> Work required
Begin at the line with "What does this" and output every line through the end of the records, exactly as given. Omit pictures.

> Information provided

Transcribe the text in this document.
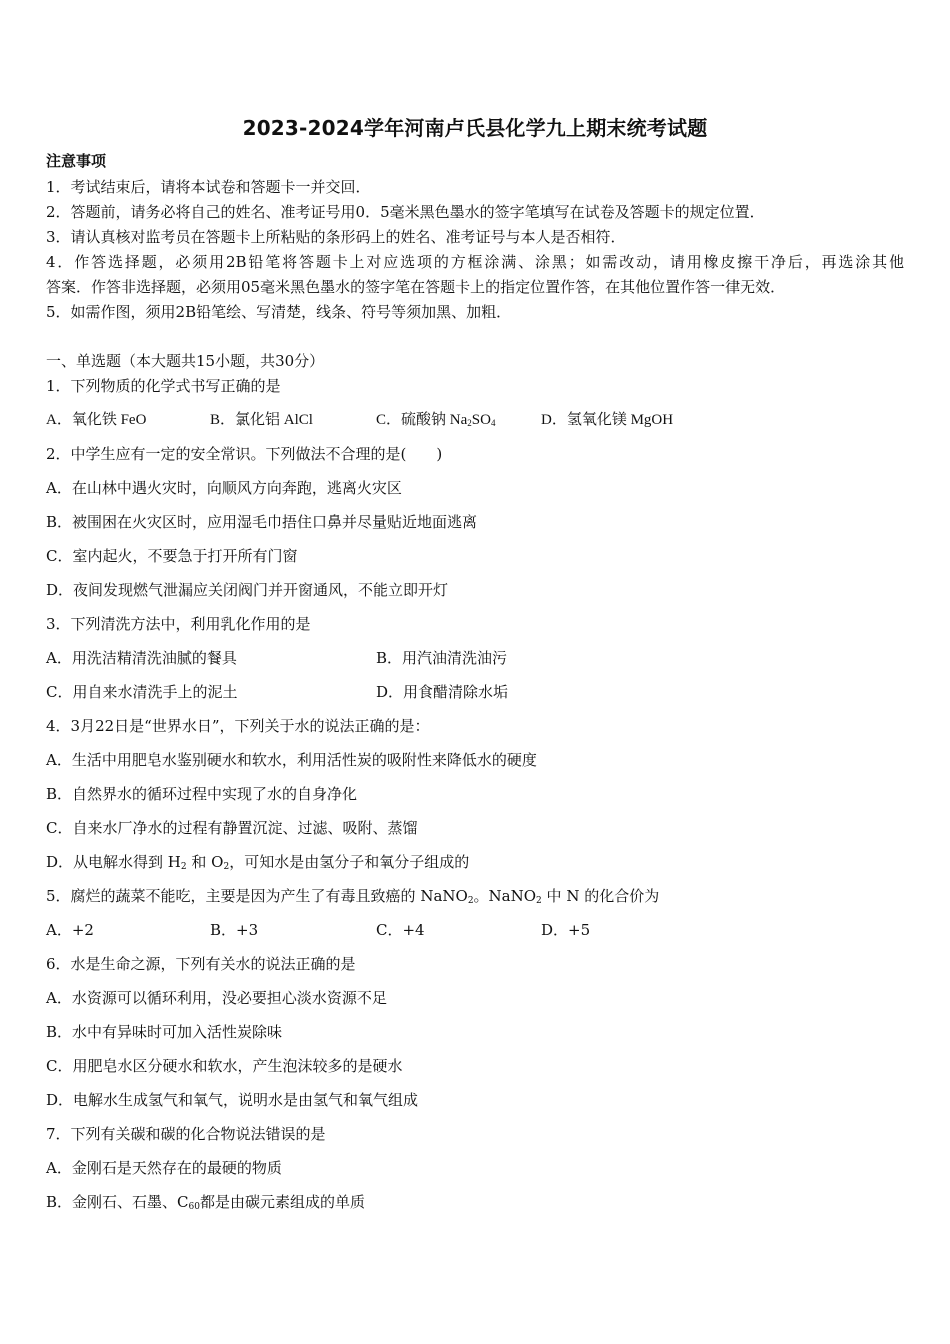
2023-2024学年河南卢氏县化学九上期末统考试题
注意事项
1．考试结束后，请将本试卷和答题卡一并交回．
2．答题前，请务必将自己的姓名、准考证号用0．5毫米黑色墨水的签字笔填写在试卷及答题卡的规定位置．
3．请认真核对监考员在答题卡上所粘贴的条形码上的姓名、准考证号与本人是否相符．
4．作答选择题，必须用2B铅笔将答题卡上对应选项的方框涂满、涂黑；如需改动，请用橡皮擦干净后，再选涂其他
答案．作答非选择题，必须用05毫米黑色墨水的签字笔在答题卡上的指定位置作答，在其他位置作答一律无效．
5．如需作图，须用2B铅笔绘、写清楚，线条、符号等须加黑、加粗．
一、单选题（本大题共15小题，共30分）
1．下列物质的化学式书写正确的是
A．氧化铁 FeO	B．氯化铝 AlCl	C．硫酸钠 $Na_2SO_4$	D．氢氧化镁 MgOH
2．中学生应有一定的安全常识。下列做法不合理的是(　　)
A．在山林中遇火灾时，向顺风方向奔跑，逃离火灾区
B．被围困在火灾区时，应用湿毛巾捂住口鼻并尽量贴近地面逃离
C．室内起火，不要急于打开所有门窗
D．夜间发现燃气泄漏应关闭阀门并开窗通风，不能立即开灯
3．下列清洗方法中，利用乳化作用的是
A．用洗洁精清洗油腻的餐具	B．用汽油清洗油污
C．用自来水清洗手上的泥土	D．用食醋清除水垢
4．3月22日是“世界水日”，下列关于水的说法正确的是：
A．生活中用肥皂水鉴别硬水和软水，利用活性炭的吸附性来降低水的硬度
B．自然界水的循环过程中实现了水的自身净化
C．自来水厂净水的过程有静置沉淀、过滤、吸附、蒸馏
D．从电解水得到 $H_2$ 和 $O_2$，可知水是由氢分子和氧分子组成的
5．腐烂的蔬菜不能吃，主要是因为产生了有毒且致癌的 NaNO$_2$。NaNO$_2$ 中 N 的化合价为
A．+2	B．+3	C．+4	D．+5
6．水是生命之源，下列有关水的说法正确的是
A．水资源可以循环利用，没必要担心淡水资源不足
B．水中有异味时可加入活性炭除味
C．用肥皂水区分硬水和软水，产生泡沫较多的是硬水
D．电解水生成氢气和氧气，说明水是由氢气和氧气组成
7．下列有关碳和碳的化合物说法错误的是
A．金刚石是天然存在的最硬的物质
B．金刚石、石墨、$C_{60}$都是由碳元素组成的单质
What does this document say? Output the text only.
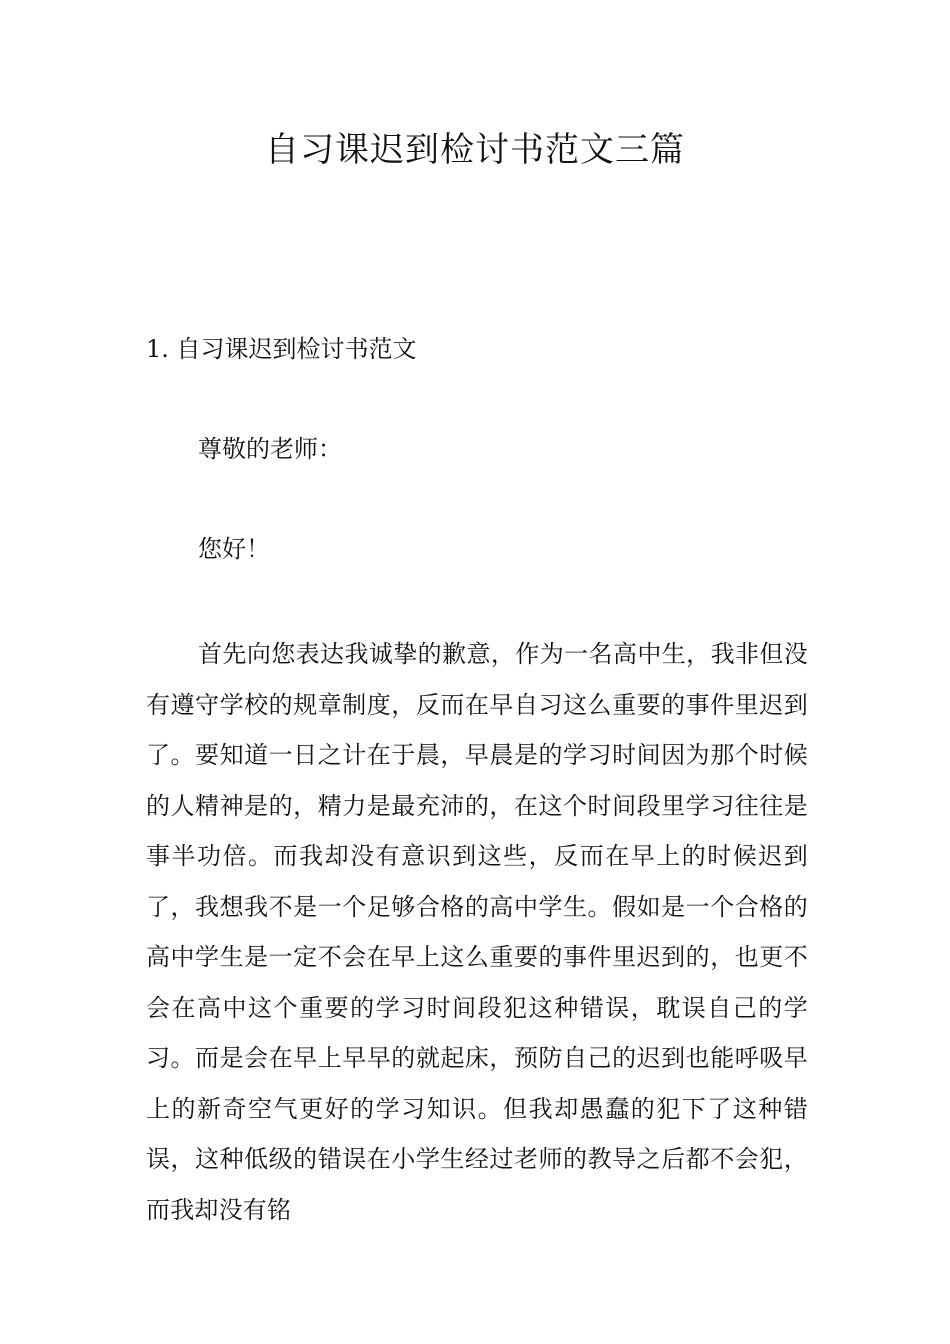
自习课迟到检讨书范文三篇
1. 自习课迟到检讨书范文

尊敬的老师：

您好！

首先向您表达我诚挚的歉意，作为一名高中生，我非但没有遵守学校的规章制度，反而在早自习这么重要的事件里迟到了。要知道一日之计在于晨，早晨是的学习时间因为那个时候的人精神是的，精力是最充沛的，在这个时间段里学习往往是事半功倍。而我却没有意识到这些，反而在早上的时候迟到了，我想我不是一个足够合格的高中学生。假如是一个合格的高中学生是一定不会在早上这么重要的事件里迟到的，也更不会在高中这个重要的学习时间段犯这种错误，耽误自己的学习。而是会在早上早早的就起床，预防自己的迟到也能呼吸早上的新奇空气更好的学习知识。但我却愚蠢的犯下了这种错误，这种低级的错误在小学生经过老师的教导之后都不会犯，而我却没有铭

> Solved exercise
What does this document say? Output the text only.
自习课迟到检讨书范文三篇
1. 自习课迟到检讨书范文

尊敬的老师：

您好！

首先向您表达我诚挚的歉意，作为一名高中生，我非但没有遵守学校的规章制度，反而在早自习这么重要的事件里迟到了。要知道一日之计在于晨，早晨是的学习时间因为那个时候的人精神是的，精力是最充沛的，在这个时间段里学习往往是事半功倍。而我却没有意识到这些，反而在早上的时候迟到了，我想我不是一个足够合格的高中学生。假如是一个合格的高中学生是一定不会在早上这么重要的事件里迟到的，也更不会在高中这个重要的学习时间段犯这种错误，耽误自己的学习。而是会在早上早早的就起床，预防自己的迟到也能呼吸早上的新奇空气更好的学习知识。但我却愚蠢的犯下了这种错误，这种低级的错误在小学生经过老师的教导之后都不会犯，而我却没有铭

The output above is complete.